» **Directions for this task**
From the data that follows, copy every line holding the string "username".

» **Data to use**
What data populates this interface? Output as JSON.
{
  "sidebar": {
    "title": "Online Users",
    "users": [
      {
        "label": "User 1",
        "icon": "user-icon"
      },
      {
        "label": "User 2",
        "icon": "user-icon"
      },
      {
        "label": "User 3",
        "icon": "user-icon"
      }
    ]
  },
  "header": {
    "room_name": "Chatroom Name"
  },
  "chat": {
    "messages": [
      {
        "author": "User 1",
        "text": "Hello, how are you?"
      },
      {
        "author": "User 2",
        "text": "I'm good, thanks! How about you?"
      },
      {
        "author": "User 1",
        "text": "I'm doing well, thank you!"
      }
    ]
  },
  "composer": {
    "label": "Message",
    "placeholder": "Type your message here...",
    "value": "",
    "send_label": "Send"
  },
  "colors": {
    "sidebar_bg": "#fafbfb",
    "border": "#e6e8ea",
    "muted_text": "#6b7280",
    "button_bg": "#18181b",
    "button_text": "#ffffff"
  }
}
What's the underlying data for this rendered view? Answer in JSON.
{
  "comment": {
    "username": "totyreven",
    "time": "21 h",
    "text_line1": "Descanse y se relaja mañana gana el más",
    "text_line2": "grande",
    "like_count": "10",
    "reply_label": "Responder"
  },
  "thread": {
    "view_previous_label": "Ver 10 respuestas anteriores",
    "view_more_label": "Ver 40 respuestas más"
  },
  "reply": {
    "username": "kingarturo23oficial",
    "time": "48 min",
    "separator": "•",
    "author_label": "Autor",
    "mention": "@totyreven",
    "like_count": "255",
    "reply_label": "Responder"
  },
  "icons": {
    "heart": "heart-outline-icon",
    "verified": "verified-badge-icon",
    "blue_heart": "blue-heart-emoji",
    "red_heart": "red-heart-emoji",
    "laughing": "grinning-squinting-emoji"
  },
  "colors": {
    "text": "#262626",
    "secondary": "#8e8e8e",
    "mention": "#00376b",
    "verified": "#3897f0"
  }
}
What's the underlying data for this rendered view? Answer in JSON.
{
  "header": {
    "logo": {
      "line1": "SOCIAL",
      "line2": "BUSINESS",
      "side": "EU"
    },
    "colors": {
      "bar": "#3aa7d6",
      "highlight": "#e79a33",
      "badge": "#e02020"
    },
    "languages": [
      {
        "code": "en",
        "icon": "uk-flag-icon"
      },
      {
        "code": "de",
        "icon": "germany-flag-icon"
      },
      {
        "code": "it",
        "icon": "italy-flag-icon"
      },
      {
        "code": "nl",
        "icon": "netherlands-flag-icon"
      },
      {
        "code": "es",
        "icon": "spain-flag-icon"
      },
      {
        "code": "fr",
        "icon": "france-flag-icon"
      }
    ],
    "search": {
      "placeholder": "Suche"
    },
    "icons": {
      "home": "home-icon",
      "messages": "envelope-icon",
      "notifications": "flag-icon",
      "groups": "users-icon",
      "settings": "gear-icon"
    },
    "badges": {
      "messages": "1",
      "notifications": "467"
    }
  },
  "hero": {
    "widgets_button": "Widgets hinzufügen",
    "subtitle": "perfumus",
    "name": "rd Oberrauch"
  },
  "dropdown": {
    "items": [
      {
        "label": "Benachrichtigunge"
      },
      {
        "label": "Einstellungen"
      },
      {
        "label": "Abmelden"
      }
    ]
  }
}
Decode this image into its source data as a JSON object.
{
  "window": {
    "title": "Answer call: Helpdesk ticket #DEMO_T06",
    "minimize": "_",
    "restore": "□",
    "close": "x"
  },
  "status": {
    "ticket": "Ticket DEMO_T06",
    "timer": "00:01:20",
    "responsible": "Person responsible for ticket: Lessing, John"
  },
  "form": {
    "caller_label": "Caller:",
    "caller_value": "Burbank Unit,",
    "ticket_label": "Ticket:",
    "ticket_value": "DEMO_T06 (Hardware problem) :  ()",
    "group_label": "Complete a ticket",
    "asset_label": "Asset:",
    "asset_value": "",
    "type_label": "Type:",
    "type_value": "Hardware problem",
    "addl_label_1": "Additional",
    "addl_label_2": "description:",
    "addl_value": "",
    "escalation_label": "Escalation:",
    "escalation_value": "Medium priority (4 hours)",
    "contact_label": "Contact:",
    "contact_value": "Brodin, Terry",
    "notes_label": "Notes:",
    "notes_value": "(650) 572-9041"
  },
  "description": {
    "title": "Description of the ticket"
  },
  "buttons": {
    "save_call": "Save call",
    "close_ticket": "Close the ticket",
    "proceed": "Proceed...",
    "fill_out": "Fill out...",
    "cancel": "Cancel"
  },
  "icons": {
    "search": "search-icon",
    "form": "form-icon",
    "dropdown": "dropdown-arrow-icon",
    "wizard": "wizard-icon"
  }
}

» **Answer**
    "username": "totyreven",
    "username": "kingarturo23oficial",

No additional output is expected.